▶ [Records shown]

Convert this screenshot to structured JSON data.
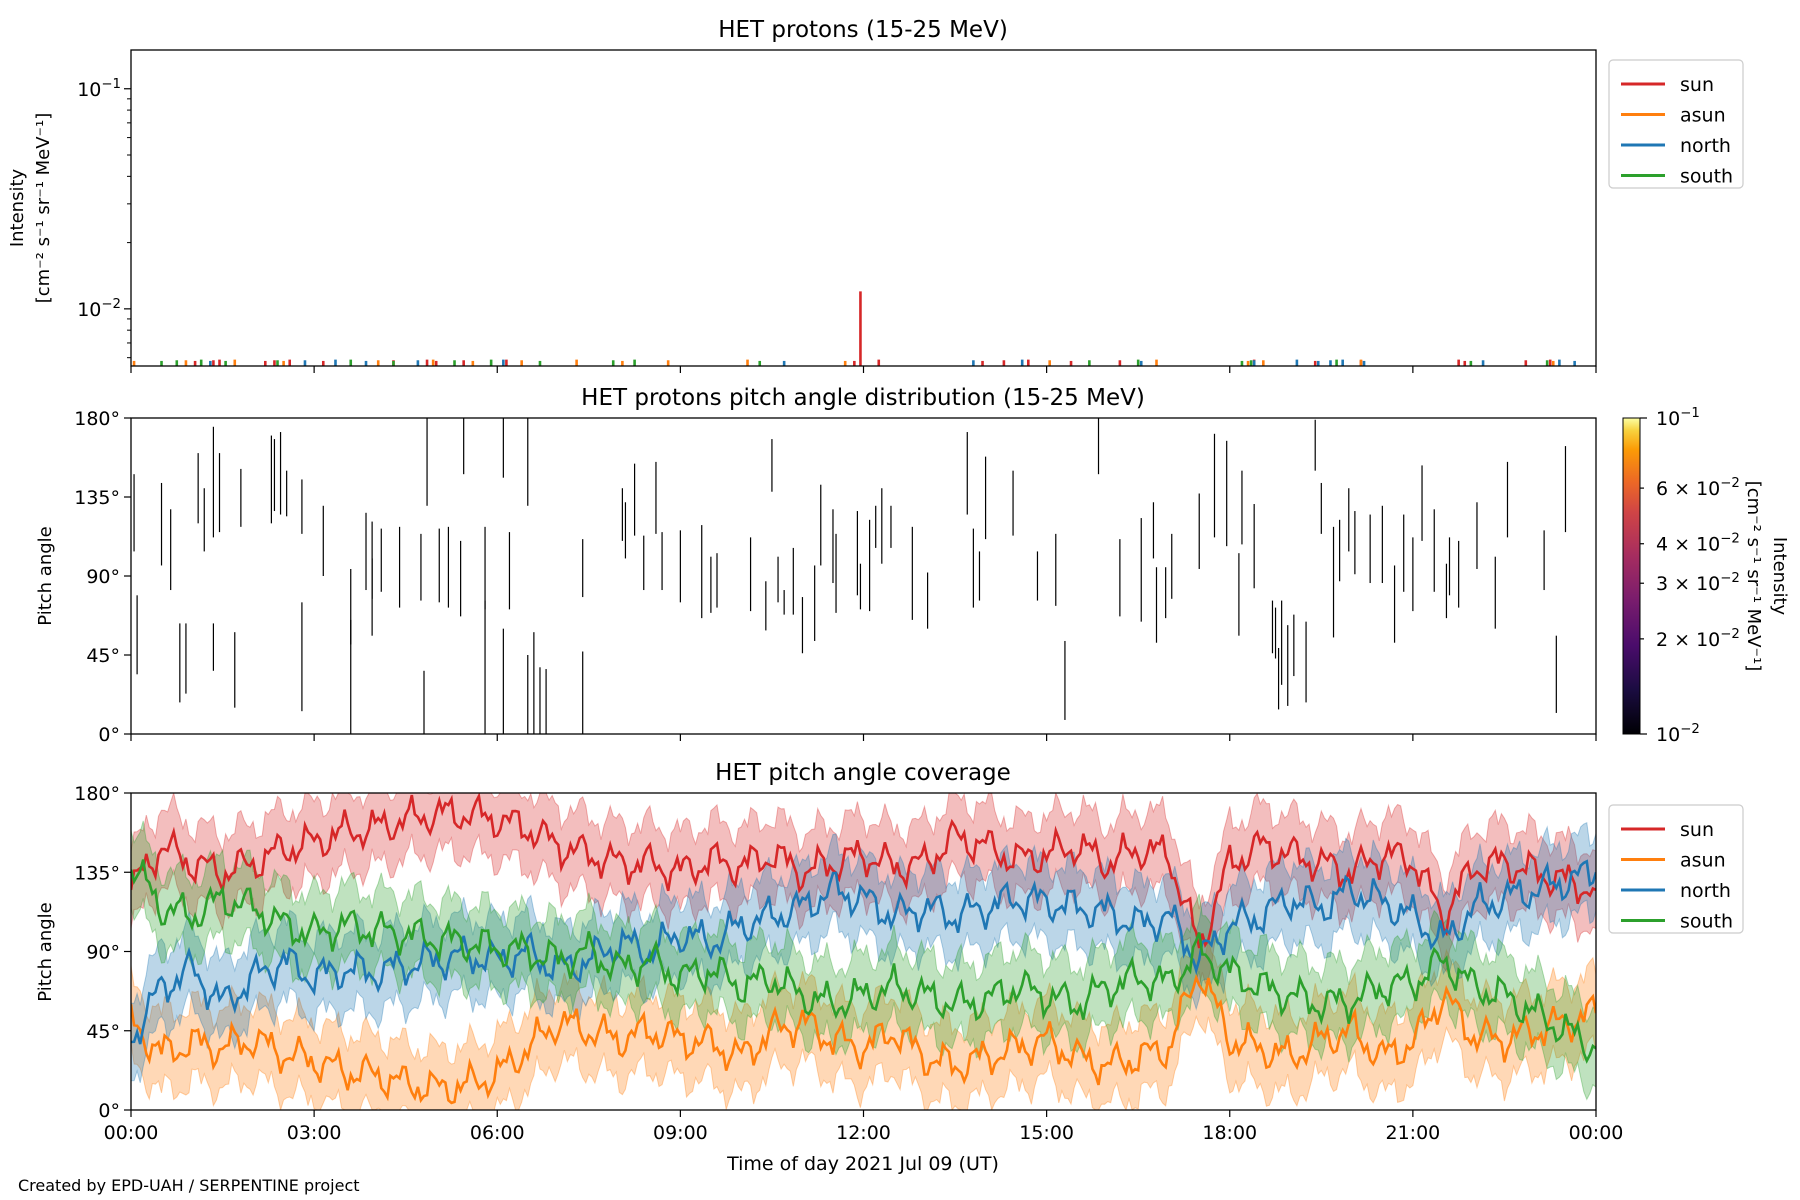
{
  "footer": {
    "credit": "Created by EPD-UAH / SERPENTINE project"
  },
  "chart_data": [
    {
      "id": "intensity",
      "type": "line",
      "title": "HET protons (15-25 MeV)",
      "ylabel_line1": "Intensity",
      "ylabel_line2": "[cm⁻² s⁻¹ sr⁻¹ MeV⁻¹]",
      "yscale": "log",
      "ylim": [
        0.0055,
        0.15
      ],
      "yticks": [
        {
          "value": 0.01,
          "base": "10",
          "exp": "−2"
        },
        {
          "value": 0.1,
          "base": "10",
          "exp": "−1"
        }
      ],
      "xlim_hours": [
        0,
        24
      ],
      "legend_position": "upper right outside",
      "series": [
        {
          "name": "sun",
          "color": "#d62728",
          "spike_hours": [
            1.05,
            1.35,
            1.45,
            2.2,
            2.35,
            2.6,
            3.15,
            4.3,
            4.85,
            5.0,
            5.45,
            6.15,
            11.85,
            11.95,
            12.25,
            13.95,
            14.3,
            14.7,
            15.4,
            16.2,
            18.4,
            19.4,
            20.15,
            21.75,
            21.85,
            22.85,
            23.25
          ],
          "spike_values": {
            "11.95": 0.012
          }
        },
        {
          "name": "asun",
          "color": "#ff7f0e",
          "spike_hours": [
            0.05,
            0.9,
            1.7,
            2.5,
            4.05,
            4.95,
            5.6,
            6.4,
            7.3,
            8.05,
            8.8,
            10.1,
            11.7,
            15.05,
            16.8,
            18.3,
            18.55,
            20.15,
            23.3
          ]
        },
        {
          "name": "north",
          "color": "#1f77b4",
          "spike_hours": [
            1.3,
            2.85,
            3.35,
            3.85,
            4.7,
            6.1,
            10.7,
            13.8,
            14.6,
            16.55,
            18.4,
            19.1,
            19.45,
            19.65,
            19.85,
            20.2,
            22.15,
            23.4,
            23.65
          ]
        },
        {
          "name": "south",
          "color": "#2ca02c",
          "spike_hours": [
            0.5,
            0.75,
            1.15,
            1.55,
            2.4,
            3.6,
            4.3,
            5.3,
            5.9,
            6.7,
            7.9,
            8.25,
            10.3,
            15.7,
            16.5,
            18.2,
            18.35,
            19.75,
            21.95,
            23.2
          ]
        }
      ]
    },
    {
      "id": "pad",
      "type": "scatter",
      "title": "HET protons pitch angle distribution (15-25 MeV)",
      "ylabel": "Pitch angle",
      "ylim": [
        0,
        180
      ],
      "yticks": [
        "0°",
        "45°",
        "90°",
        "135°",
        "180°"
      ],
      "xlim_hours": [
        0,
        24
      ],
      "colorbar": {
        "label_line1": "Intensity",
        "label_line2": "[cm⁻² s⁻¹ sr⁻¹ MeV⁻¹]",
        "scale": "log",
        "range": [
          0.01,
          0.1
        ],
        "colormap": "inferno",
        "ticks": [
          {
            "value": 0.1,
            "mant": "",
            "exp": "−1"
          },
          {
            "value": 0.06,
            "mant": "6",
            "exp": "−2"
          },
          {
            "value": 0.04,
            "mant": "4",
            "exp": "−2"
          },
          {
            "value": 0.03,
            "mant": "3",
            "exp": "−2"
          },
          {
            "value": 0.02,
            "mant": "2",
            "exp": "−2"
          },
          {
            "value": 0.01,
            "mant": "",
            "exp": "−2"
          }
        ]
      },
      "segments": [
        [
          0.05,
          148,
          104
        ],
        [
          0.1,
          79,
          34
        ],
        [
          0.5,
          143,
          96
        ],
        [
          0.65,
          128,
          82
        ],
        [
          0.8,
          63,
          18
        ],
        [
          0.9,
          63,
          23
        ],
        [
          1.1,
          160,
          120
        ],
        [
          1.2,
          140,
          104
        ],
        [
          1.35,
          175,
          112
        ],
        [
          1.35,
          63,
          36
        ],
        [
          1.45,
          160,
          115
        ],
        [
          1.7,
          58,
          15
        ],
        [
          1.8,
          151,
          118
        ],
        [
          2.3,
          170,
          120
        ],
        [
          2.35,
          168,
          127
        ],
        [
          2.45,
          172,
          125
        ],
        [
          2.55,
          150,
          124
        ],
        [
          2.8,
          145,
          114
        ],
        [
          2.8,
          75,
          13
        ],
        [
          3.15,
          130,
          90
        ],
        [
          3.6,
          94,
          51
        ],
        [
          3.6,
          65,
          0
        ],
        [
          3.85,
          126,
          82
        ],
        [
          3.95,
          100,
          56
        ],
        [
          3.95,
          121,
          77
        ],
        [
          4.1,
          117,
          81
        ],
        [
          4.4,
          118,
          72
        ],
        [
          4.75,
          114,
          76
        ],
        [
          4.8,
          36,
          0
        ],
        [
          4.85,
          180,
          130
        ],
        [
          5.05,
          117,
          75
        ],
        [
          5.2,
          118,
          72
        ],
        [
          5.4,
          110,
          67
        ],
        [
          5.45,
          180,
          148
        ],
        [
          5.8,
          76,
          0
        ],
        [
          5.8,
          118,
          71
        ],
        [
          6.1,
          180,
          146
        ],
        [
          6.1,
          60,
          0
        ],
        [
          6.2,
          115,
          71
        ],
        [
          6.5,
          180,
          130
        ],
        [
          6.5,
          45,
          0
        ],
        [
          6.6,
          58,
          0
        ],
        [
          6.7,
          38,
          0
        ],
        [
          6.8,
          37,
          0
        ],
        [
          7.4,
          111,
          78
        ],
        [
          7.4,
          47,
          0
        ],
        [
          8.05,
          140,
          110
        ],
        [
          8.1,
          132,
          100
        ],
        [
          8.25,
          154,
          113
        ],
        [
          8.4,
          113,
          82
        ],
        [
          8.6,
          155,
          114
        ],
        [
          8.7,
          115,
          82
        ],
        [
          9.0,
          116,
          75
        ],
        [
          9.35,
          119,
          66
        ],
        [
          9.5,
          101,
          69
        ],
        [
          9.6,
          103,
          72
        ],
        [
          10.15,
          112,
          70
        ],
        [
          10.5,
          168,
          138
        ],
        [
          10.4,
          87,
          59
        ],
        [
          10.6,
          101,
          75
        ],
        [
          10.7,
          82,
          68
        ],
        [
          10.85,
          106,
          68
        ],
        [
          11.0,
          78,
          46
        ],
        [
          11.2,
          96,
          53
        ],
        [
          11.3,
          142,
          96
        ],
        [
          11.5,
          128,
          86
        ],
        [
          11.55,
          114,
          69
        ],
        [
          11.9,
          127,
          79
        ],
        [
          11.95,
          97,
          71
        ],
        [
          12.1,
          122,
          70
        ],
        [
          12.2,
          130,
          106
        ],
        [
          12.3,
          140,
          97
        ],
        [
          12.45,
          130,
          106
        ],
        [
          12.8,
          118,
          65
        ],
        [
          13.05,
          92,
          60
        ],
        [
          13.7,
          172,
          125
        ],
        [
          13.8,
          117,
          72
        ],
        [
          13.9,
          104,
          76
        ],
        [
          14.0,
          158,
          111
        ],
        [
          14.45,
          150,
          113
        ],
        [
          14.85,
          104,
          76
        ],
        [
          15.15,
          114,
          73
        ],
        [
          15.3,
          53,
          8
        ],
        [
          15.85,
          180,
          148
        ],
        [
          16.2,
          111,
          67
        ],
        [
          16.55,
          123,
          64
        ],
        [
          16.75,
          132,
          100
        ],
        [
          16.8,
          95,
          52
        ],
        [
          16.95,
          95,
          66
        ],
        [
          17.05,
          114,
          77
        ],
        [
          17.5,
          137,
          94
        ],
        [
          17.75,
          171,
          112
        ],
        [
          17.95,
          167,
          107
        ],
        [
          18.15,
          103,
          56
        ],
        [
          18.2,
          150,
          108
        ],
        [
          18.4,
          131,
          83
        ],
        [
          18.7,
          76,
          46
        ],
        [
          18.75,
          72,
          43
        ],
        [
          18.8,
          49,
          14
        ],
        [
          18.85,
          76,
          28
        ],
        [
          18.95,
          62,
          16
        ],
        [
          19.05,
          68,
          33
        ],
        [
          19.25,
          64,
          18
        ],
        [
          19.4,
          179,
          150
        ],
        [
          19.5,
          143,
          114
        ],
        [
          19.7,
          118,
          55
        ],
        [
          19.8,
          122,
          87
        ],
        [
          19.95,
          140,
          104
        ],
        [
          20.05,
          127,
          91
        ],
        [
          20.3,
          125,
          86
        ],
        [
          20.5,
          130,
          86
        ],
        [
          20.7,
          96,
          52
        ],
        [
          20.85,
          125,
          81
        ],
        [
          21.0,
          112,
          70
        ],
        [
          21.15,
          153,
          110
        ],
        [
          21.35,
          128,
          81
        ],
        [
          21.55,
          97,
          66
        ],
        [
          21.6,
          112,
          79
        ],
        [
          21.75,
          110,
          72
        ],
        [
          22.05,
          132,
          94
        ],
        [
          22.35,
          101,
          60
        ],
        [
          22.55,
          155,
          112
        ],
        [
          23.15,
          116,
          82
        ],
        [
          23.35,
          56,
          12
        ],
        [
          23.5,
          164,
          115
        ]
      ]
    },
    {
      "id": "coverage",
      "type": "area",
      "title": "HET pitch angle coverage",
      "ylabel": "Pitch angle",
      "xlabel": "Time of day 2021 Jul 09 (UT)",
      "ylim": [
        0,
        180
      ],
      "yticks": [
        "0°",
        "45°",
        "90°",
        "135°",
        "180°"
      ],
      "xlim_hours": [
        0,
        24
      ],
      "xticks": [
        "00:00",
        "03:00",
        "06:00",
        "09:00",
        "12:00",
        "15:00",
        "18:00",
        "21:00",
        "00:00"
      ],
      "legend_position": "upper right outside",
      "band_halfwidth_deg": 22,
      "series": [
        {
          "name": "sun",
          "color": "#d62728",
          "x": [
            0,
            0.5,
            1,
            1.5,
            2,
            2.5,
            3,
            3.5,
            4,
            4.5,
            5,
            5.5,
            6,
            6.5,
            7,
            7.5,
            8,
            8.5,
            9,
            9.5,
            10,
            10.5,
            11,
            11.5,
            12,
            12.5,
            13,
            13.5,
            14,
            14.5,
            15,
            15.5,
            16,
            16.5,
            17,
            17.5,
            18,
            18.5,
            19,
            19.5,
            20,
            20.5,
            21,
            21.5,
            22,
            22.5,
            23,
            23.5,
            24
          ],
          "y": [
            125,
            150,
            140,
            135,
            140,
            148,
            152,
            158,
            160,
            165,
            168,
            168,
            165,
            160,
            150,
            145,
            140,
            140,
            135,
            142,
            138,
            145,
            135,
            140,
            145,
            138,
            140,
            155,
            150,
            142,
            145,
            150,
            140,
            148,
            145,
            92,
            140,
            150,
            145,
            140,
            135,
            145,
            142,
            110,
            138,
            140,
            135,
            130,
            125
          ]
        },
        {
          "name": "asun",
          "color": "#ff7f0e",
          "x": [
            0,
            0.5,
            1,
            1.5,
            2,
            2.5,
            3,
            3.5,
            4,
            4.5,
            5,
            5.5,
            6,
            6.5,
            7,
            7.5,
            8,
            8.5,
            9,
            9.5,
            10,
            10.5,
            11,
            11.5,
            12,
            12.5,
            13,
            13.5,
            14,
            14.5,
            15,
            15.5,
            16,
            16.5,
            17,
            17.5,
            18,
            18.5,
            19,
            19.5,
            20,
            20.5,
            21,
            21.5,
            22,
            22.5,
            23,
            23.5,
            24
          ],
          "y": [
            50,
            32,
            38,
            35,
            40,
            32,
            28,
            22,
            20,
            15,
            12,
            14,
            20,
            35,
            50,
            45,
            40,
            45,
            40,
            38,
            30,
            45,
            50,
            40,
            35,
            45,
            30,
            25,
            30,
            35,
            40,
            30,
            25,
            30,
            35,
            80,
            40,
            35,
            30,
            40,
            45,
            30,
            38,
            65,
            42,
            40,
            45,
            50,
            55
          ]
        },
        {
          "name": "north",
          "color": "#1f77b4",
          "x": [
            0,
            0.5,
            1,
            1.5,
            2,
            2.5,
            3,
            3.5,
            4,
            4.5,
            5,
            5.5,
            6,
            6.5,
            7,
            7.5,
            8,
            8.5,
            9,
            9.5,
            10,
            10.5,
            11,
            11.5,
            12,
            12.5,
            13,
            13.5,
            14,
            14.5,
            15,
            15.5,
            16,
            16.5,
            17,
            17.5,
            18,
            18.5,
            19,
            19.5,
            20,
            20.5,
            21,
            21.5,
            22,
            22.5,
            23,
            23.5,
            24
          ],
          "y": [
            40,
            70,
            80,
            60,
            75,
            85,
            75,
            80,
            78,
            82,
            85,
            88,
            85,
            90,
            80,
            85,
            95,
            90,
            100,
            95,
            105,
            110,
            115,
            125,
            120,
            110,
            115,
            110,
            115,
            120,
            118,
            115,
            112,
            105,
            110,
            85,
            105,
            110,
            120,
            115,
            125,
            118,
            110,
            95,
            115,
            120,
            125,
            130,
            135
          ]
        },
        {
          "name": "south",
          "color": "#2ca02c",
          "x": [
            0,
            0.5,
            1,
            1.5,
            2,
            2.5,
            3,
            3.5,
            4,
            4.5,
            5,
            5.5,
            6,
            6.5,
            7,
            7.5,
            8,
            8.5,
            9,
            9.5,
            10,
            10.5,
            11,
            11.5,
            12,
            12.5,
            13,
            13.5,
            14,
            14.5,
            15,
            15.5,
            16,
            16.5,
            17,
            17.5,
            18,
            18.5,
            19,
            19.5,
            20,
            20.5,
            21,
            21.5,
            22,
            22.5,
            23,
            23.5,
            24
          ],
          "y": [
            140,
            115,
            110,
            120,
            115,
            105,
            100,
            105,
            102,
            100,
            97,
            95,
            92,
            90,
            85,
            90,
            80,
            85,
            75,
            80,
            70,
            75,
            65,
            60,
            65,
            70,
            65,
            60,
            62,
            70,
            65,
            60,
            70,
            75,
            72,
            90,
            78,
            70,
            65,
            60,
            62,
            70,
            72,
            85,
            70,
            65,
            55,
            45,
            35
          ]
        }
      ]
    }
  ]
}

▶ [Task directions] State, as a bare number, how many lines of the listing hold the word "title".

▶ [Solution] 3